SET PROBLEM
Find the string "screenshot" in the data, then copy every line where it is found.

[BEGIN RECORDS SUPPLIED]

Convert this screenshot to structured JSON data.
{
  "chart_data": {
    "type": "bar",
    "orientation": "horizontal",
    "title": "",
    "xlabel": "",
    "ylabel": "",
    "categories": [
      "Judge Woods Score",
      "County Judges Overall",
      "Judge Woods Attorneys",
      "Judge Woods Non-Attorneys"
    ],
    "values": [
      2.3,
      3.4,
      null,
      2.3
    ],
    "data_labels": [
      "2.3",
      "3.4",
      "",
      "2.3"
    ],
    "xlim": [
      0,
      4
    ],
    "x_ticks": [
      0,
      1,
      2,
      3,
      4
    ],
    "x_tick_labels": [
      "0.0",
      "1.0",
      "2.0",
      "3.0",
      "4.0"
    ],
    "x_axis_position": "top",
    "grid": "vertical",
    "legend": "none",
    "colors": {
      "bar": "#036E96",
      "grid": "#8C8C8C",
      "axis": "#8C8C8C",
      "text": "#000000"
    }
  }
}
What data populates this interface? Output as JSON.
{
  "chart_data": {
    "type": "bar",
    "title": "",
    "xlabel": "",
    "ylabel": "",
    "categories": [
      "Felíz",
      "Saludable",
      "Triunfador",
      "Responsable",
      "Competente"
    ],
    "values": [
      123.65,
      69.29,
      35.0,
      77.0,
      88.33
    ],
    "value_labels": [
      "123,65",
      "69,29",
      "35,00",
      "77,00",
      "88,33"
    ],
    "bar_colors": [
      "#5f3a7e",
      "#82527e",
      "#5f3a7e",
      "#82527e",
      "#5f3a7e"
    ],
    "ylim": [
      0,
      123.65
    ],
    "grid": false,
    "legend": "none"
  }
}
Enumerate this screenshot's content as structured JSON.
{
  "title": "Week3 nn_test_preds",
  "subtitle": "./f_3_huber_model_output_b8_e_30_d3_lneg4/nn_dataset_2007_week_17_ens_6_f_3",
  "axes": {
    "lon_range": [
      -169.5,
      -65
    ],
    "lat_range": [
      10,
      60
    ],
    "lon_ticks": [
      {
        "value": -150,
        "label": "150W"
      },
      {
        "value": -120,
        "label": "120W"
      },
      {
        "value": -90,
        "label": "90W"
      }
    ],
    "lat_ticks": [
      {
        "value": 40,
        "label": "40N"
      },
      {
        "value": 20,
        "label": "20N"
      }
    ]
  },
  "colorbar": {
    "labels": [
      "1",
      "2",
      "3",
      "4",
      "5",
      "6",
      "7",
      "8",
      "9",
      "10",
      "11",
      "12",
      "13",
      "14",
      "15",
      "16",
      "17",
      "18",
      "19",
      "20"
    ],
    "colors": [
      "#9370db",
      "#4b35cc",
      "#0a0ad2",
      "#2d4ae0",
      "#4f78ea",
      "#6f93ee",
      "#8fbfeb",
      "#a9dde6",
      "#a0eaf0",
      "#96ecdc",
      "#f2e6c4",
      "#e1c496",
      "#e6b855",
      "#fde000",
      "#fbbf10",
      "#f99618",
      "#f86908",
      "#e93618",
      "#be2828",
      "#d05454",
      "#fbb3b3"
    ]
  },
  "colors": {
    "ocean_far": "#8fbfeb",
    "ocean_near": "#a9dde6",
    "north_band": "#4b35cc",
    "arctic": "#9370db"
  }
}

[END RECORDS SUPPLIED]

THE ANSWER
Convert this screenshot to structured JSON data.
Enumerate this screenshot's content as structured JSON.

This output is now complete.